=== Information shown ===

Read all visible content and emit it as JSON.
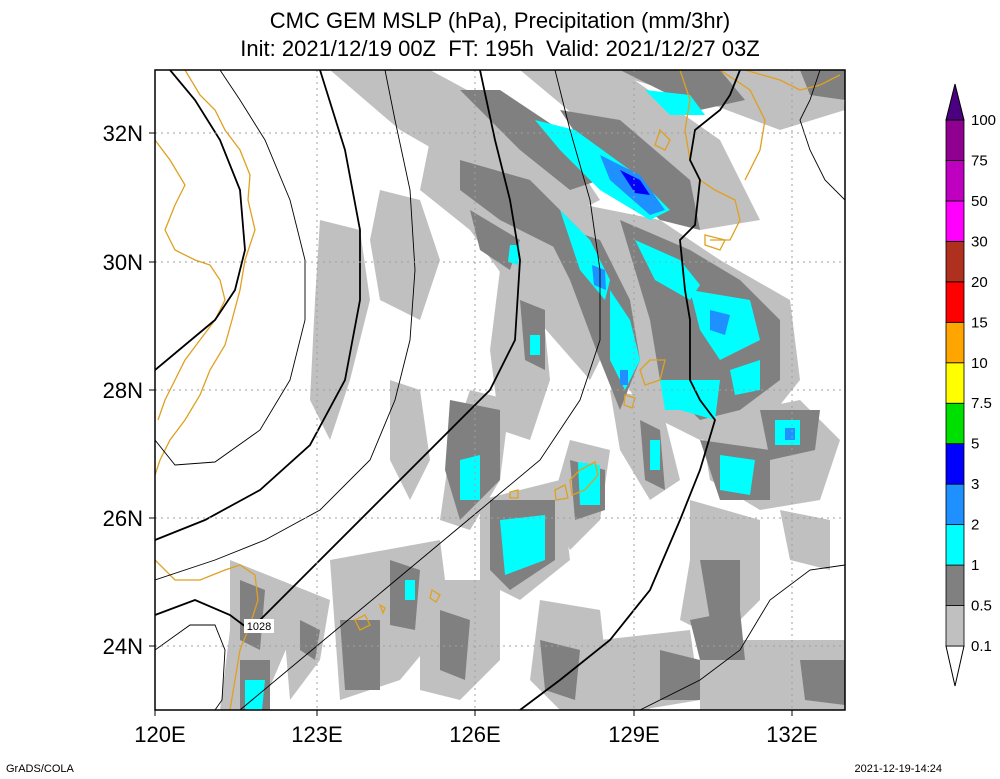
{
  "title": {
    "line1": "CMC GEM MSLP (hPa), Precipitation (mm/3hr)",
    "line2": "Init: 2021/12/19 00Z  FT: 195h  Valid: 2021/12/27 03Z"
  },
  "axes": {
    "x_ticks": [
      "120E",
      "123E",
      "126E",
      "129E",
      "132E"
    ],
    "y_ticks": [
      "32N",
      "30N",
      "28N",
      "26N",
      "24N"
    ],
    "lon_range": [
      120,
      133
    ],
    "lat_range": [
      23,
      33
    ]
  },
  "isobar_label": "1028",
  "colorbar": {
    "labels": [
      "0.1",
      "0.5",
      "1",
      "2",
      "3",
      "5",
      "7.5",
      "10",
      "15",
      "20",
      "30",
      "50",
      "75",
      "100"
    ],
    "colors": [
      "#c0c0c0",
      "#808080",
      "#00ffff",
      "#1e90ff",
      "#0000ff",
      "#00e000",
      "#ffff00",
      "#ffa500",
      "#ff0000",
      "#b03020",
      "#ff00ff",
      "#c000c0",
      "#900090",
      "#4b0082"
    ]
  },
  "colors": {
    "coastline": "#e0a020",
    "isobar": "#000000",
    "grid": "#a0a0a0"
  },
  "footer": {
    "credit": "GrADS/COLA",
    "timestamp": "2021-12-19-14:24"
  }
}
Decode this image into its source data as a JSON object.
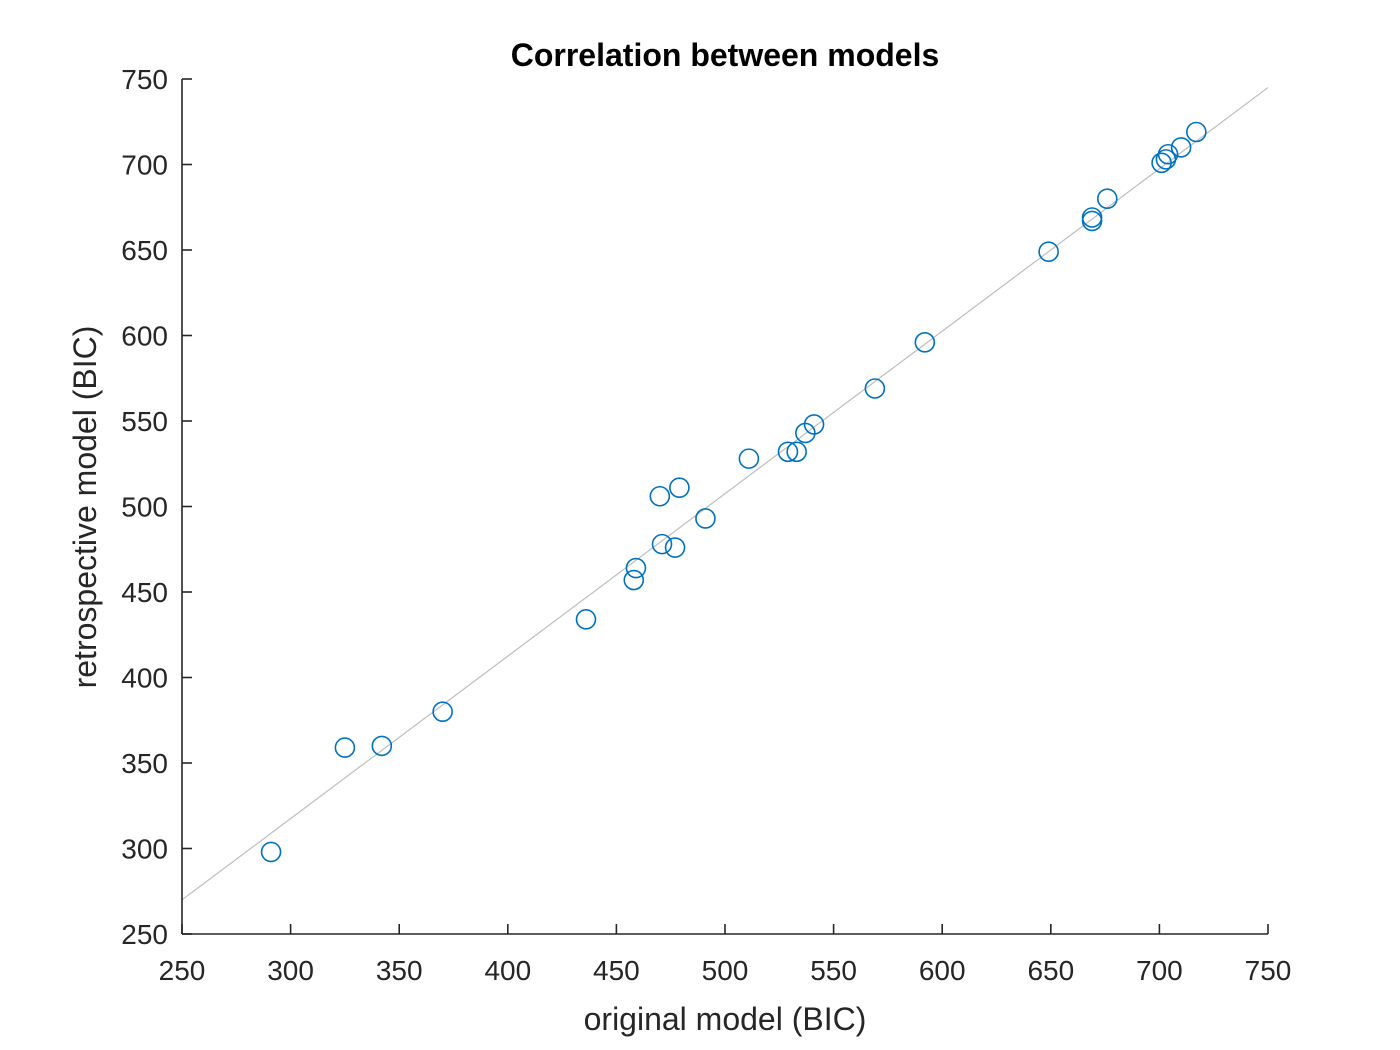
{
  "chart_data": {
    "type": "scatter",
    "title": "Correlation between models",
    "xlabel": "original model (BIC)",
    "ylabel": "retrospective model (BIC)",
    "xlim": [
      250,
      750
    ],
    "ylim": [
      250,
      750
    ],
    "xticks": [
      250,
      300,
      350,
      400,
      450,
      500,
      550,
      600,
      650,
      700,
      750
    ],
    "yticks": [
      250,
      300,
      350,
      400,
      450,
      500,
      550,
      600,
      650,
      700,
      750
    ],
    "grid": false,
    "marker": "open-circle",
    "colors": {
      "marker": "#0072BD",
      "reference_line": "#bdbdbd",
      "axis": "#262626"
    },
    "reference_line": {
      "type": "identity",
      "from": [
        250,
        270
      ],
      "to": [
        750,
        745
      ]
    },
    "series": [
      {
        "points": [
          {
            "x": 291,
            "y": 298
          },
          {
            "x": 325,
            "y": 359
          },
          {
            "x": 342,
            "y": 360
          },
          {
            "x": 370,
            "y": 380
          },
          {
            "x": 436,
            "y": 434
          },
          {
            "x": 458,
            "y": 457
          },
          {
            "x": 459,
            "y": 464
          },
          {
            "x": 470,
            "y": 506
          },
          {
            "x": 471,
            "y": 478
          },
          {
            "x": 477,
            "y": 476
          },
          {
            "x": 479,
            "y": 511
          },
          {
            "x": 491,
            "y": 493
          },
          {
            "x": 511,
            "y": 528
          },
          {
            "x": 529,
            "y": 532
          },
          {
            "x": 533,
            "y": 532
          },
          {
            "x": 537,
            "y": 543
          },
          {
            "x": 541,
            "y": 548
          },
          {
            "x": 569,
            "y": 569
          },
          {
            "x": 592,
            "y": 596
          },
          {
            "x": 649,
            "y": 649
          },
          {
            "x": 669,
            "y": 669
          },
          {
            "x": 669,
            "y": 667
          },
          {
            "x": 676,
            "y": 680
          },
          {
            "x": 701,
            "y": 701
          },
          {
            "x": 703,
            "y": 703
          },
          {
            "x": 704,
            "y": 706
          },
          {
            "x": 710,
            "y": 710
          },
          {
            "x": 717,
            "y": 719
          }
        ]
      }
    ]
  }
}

===
=== Information shown ===

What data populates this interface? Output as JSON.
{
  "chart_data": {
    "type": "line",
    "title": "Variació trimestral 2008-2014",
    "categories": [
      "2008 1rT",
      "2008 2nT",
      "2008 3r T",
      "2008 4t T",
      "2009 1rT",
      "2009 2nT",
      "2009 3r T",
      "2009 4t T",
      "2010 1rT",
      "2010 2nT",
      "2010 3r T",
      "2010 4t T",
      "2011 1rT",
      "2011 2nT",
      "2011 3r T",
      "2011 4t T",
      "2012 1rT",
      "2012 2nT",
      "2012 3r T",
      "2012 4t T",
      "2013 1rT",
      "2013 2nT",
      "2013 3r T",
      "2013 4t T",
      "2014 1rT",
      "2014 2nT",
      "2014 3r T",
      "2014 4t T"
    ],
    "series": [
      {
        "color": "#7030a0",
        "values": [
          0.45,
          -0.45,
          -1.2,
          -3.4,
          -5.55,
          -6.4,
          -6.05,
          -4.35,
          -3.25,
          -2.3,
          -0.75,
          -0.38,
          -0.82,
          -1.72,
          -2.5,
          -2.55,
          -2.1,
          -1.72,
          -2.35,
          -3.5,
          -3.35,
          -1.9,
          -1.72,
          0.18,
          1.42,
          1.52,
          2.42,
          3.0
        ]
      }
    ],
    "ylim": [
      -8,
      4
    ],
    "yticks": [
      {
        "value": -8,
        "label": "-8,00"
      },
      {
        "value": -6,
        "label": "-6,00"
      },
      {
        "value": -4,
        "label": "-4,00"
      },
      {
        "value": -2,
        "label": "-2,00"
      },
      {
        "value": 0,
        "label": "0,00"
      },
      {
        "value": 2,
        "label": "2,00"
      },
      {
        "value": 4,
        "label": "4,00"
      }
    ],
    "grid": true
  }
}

===

## What to produce:
Give only the number of lines in the material above where the string "type" appears.

## Result:
3